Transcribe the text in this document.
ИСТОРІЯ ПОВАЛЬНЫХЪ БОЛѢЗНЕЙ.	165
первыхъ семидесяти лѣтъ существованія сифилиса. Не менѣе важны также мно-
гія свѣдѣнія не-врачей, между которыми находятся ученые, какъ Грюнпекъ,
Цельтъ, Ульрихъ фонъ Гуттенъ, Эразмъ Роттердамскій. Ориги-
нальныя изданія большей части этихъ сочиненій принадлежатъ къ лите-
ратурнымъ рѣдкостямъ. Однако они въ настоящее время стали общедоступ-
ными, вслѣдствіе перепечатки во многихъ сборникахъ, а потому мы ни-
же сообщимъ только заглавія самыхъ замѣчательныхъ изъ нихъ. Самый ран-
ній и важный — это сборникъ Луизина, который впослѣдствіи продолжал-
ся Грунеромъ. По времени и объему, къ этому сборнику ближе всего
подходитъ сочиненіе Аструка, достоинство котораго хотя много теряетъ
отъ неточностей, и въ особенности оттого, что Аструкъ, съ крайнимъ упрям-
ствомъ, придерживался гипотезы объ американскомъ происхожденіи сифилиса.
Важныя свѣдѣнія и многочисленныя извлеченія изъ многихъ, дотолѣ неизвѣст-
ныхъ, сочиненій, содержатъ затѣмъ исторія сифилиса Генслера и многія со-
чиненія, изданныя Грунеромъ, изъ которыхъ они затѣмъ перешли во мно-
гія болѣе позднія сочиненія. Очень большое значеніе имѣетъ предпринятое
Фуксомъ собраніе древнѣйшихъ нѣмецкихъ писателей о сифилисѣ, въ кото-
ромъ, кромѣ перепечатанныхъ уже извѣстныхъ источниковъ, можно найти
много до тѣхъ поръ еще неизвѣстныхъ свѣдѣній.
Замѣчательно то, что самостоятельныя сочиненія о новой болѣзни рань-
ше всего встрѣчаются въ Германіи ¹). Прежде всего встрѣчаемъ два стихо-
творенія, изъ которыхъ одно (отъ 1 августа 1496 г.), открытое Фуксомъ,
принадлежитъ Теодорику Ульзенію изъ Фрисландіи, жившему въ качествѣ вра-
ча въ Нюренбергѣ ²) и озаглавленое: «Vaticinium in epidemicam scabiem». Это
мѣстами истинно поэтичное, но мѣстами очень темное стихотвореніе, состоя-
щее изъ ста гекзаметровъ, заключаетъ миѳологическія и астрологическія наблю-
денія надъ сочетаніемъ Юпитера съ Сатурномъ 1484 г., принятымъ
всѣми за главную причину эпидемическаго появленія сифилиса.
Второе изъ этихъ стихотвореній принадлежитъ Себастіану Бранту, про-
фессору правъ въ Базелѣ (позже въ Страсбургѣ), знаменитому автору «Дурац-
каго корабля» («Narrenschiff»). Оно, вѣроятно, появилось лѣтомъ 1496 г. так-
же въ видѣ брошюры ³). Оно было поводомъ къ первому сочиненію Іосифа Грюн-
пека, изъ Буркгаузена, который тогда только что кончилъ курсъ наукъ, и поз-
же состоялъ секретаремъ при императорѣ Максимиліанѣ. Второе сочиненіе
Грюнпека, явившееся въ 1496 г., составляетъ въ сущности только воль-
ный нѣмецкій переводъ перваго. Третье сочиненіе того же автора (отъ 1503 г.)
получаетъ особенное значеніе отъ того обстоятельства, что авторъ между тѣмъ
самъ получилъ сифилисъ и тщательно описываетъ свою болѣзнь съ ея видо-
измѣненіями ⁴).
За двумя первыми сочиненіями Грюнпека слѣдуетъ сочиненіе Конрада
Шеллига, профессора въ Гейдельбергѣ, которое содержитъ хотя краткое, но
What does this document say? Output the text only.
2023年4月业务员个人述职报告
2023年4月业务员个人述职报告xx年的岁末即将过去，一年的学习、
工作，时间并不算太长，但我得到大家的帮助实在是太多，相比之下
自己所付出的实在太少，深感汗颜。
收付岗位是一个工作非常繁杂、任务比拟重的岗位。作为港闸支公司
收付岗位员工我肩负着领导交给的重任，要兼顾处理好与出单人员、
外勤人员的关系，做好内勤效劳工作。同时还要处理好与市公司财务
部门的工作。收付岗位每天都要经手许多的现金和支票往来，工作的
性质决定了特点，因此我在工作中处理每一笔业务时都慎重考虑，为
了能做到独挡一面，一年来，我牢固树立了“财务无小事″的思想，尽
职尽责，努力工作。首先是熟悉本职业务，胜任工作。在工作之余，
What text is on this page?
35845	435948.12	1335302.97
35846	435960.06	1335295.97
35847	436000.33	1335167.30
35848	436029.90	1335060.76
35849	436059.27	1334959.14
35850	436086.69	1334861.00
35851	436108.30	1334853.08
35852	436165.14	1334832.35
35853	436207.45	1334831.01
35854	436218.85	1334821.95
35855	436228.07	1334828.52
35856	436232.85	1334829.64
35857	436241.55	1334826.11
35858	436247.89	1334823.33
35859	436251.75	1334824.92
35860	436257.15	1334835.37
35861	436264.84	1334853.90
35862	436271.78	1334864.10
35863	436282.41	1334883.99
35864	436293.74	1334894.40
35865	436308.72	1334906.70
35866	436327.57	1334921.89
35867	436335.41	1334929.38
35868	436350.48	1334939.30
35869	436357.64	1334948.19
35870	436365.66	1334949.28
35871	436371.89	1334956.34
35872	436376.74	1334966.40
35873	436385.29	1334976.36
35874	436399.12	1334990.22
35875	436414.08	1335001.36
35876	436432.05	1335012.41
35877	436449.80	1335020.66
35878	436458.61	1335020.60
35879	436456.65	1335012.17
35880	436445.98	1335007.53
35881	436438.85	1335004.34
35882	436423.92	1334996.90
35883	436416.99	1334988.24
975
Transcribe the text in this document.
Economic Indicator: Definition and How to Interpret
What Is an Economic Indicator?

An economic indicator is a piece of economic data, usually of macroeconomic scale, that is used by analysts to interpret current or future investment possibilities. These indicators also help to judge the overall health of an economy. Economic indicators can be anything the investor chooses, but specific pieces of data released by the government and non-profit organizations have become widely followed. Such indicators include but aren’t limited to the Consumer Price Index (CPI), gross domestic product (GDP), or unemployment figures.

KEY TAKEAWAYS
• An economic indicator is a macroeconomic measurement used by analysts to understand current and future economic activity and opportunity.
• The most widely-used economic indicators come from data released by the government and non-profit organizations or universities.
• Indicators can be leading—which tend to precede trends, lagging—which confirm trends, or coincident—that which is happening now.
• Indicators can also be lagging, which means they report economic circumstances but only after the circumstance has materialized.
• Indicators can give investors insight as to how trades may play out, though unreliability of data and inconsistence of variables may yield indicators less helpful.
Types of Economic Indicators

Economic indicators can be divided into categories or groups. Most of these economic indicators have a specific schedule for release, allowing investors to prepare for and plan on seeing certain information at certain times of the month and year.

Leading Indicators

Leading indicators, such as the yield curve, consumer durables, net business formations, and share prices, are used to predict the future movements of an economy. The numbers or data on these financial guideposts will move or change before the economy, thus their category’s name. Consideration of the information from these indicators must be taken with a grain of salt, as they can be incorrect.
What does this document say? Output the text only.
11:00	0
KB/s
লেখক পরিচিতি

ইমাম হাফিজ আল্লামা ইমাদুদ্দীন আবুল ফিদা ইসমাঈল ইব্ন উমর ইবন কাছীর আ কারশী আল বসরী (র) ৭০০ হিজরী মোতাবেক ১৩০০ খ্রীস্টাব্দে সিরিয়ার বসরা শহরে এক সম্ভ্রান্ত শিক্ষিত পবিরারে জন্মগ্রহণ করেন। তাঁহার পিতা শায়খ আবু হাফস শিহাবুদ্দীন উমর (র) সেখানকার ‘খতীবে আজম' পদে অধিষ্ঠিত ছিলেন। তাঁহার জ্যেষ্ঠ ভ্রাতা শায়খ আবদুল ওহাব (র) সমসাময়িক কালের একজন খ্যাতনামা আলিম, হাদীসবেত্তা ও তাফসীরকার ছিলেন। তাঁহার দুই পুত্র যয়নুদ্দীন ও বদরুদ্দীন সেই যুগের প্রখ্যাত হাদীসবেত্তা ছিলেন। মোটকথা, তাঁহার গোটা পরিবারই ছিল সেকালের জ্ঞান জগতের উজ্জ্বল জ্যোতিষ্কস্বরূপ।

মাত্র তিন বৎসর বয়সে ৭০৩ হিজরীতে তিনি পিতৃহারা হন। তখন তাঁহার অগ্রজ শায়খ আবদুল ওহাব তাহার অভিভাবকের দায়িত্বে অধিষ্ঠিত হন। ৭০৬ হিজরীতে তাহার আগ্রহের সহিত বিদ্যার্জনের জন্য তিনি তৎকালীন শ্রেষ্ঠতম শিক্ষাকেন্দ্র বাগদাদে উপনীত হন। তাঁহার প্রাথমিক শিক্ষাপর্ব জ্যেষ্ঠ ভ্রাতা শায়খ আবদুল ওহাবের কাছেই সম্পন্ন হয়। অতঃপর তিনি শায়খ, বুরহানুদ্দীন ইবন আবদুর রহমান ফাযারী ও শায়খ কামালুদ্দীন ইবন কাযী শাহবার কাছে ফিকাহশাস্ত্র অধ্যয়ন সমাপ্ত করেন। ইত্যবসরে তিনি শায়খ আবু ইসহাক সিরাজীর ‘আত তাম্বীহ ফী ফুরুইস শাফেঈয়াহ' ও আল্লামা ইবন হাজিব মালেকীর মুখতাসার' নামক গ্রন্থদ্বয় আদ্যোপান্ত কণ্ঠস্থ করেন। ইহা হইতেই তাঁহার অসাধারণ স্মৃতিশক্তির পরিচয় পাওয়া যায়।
--*--
* **Set exercise**: Find the lines that include the string "которыхъ", then copy each of them.

* **The solution**:
чиненія, изданныя Грунеромъ, изъ которыхъ они затѣмъ перешли во мно-
творенія, изъ которыхъ одно (отъ 1 августа 1496 г.), открытое Фуксомъ,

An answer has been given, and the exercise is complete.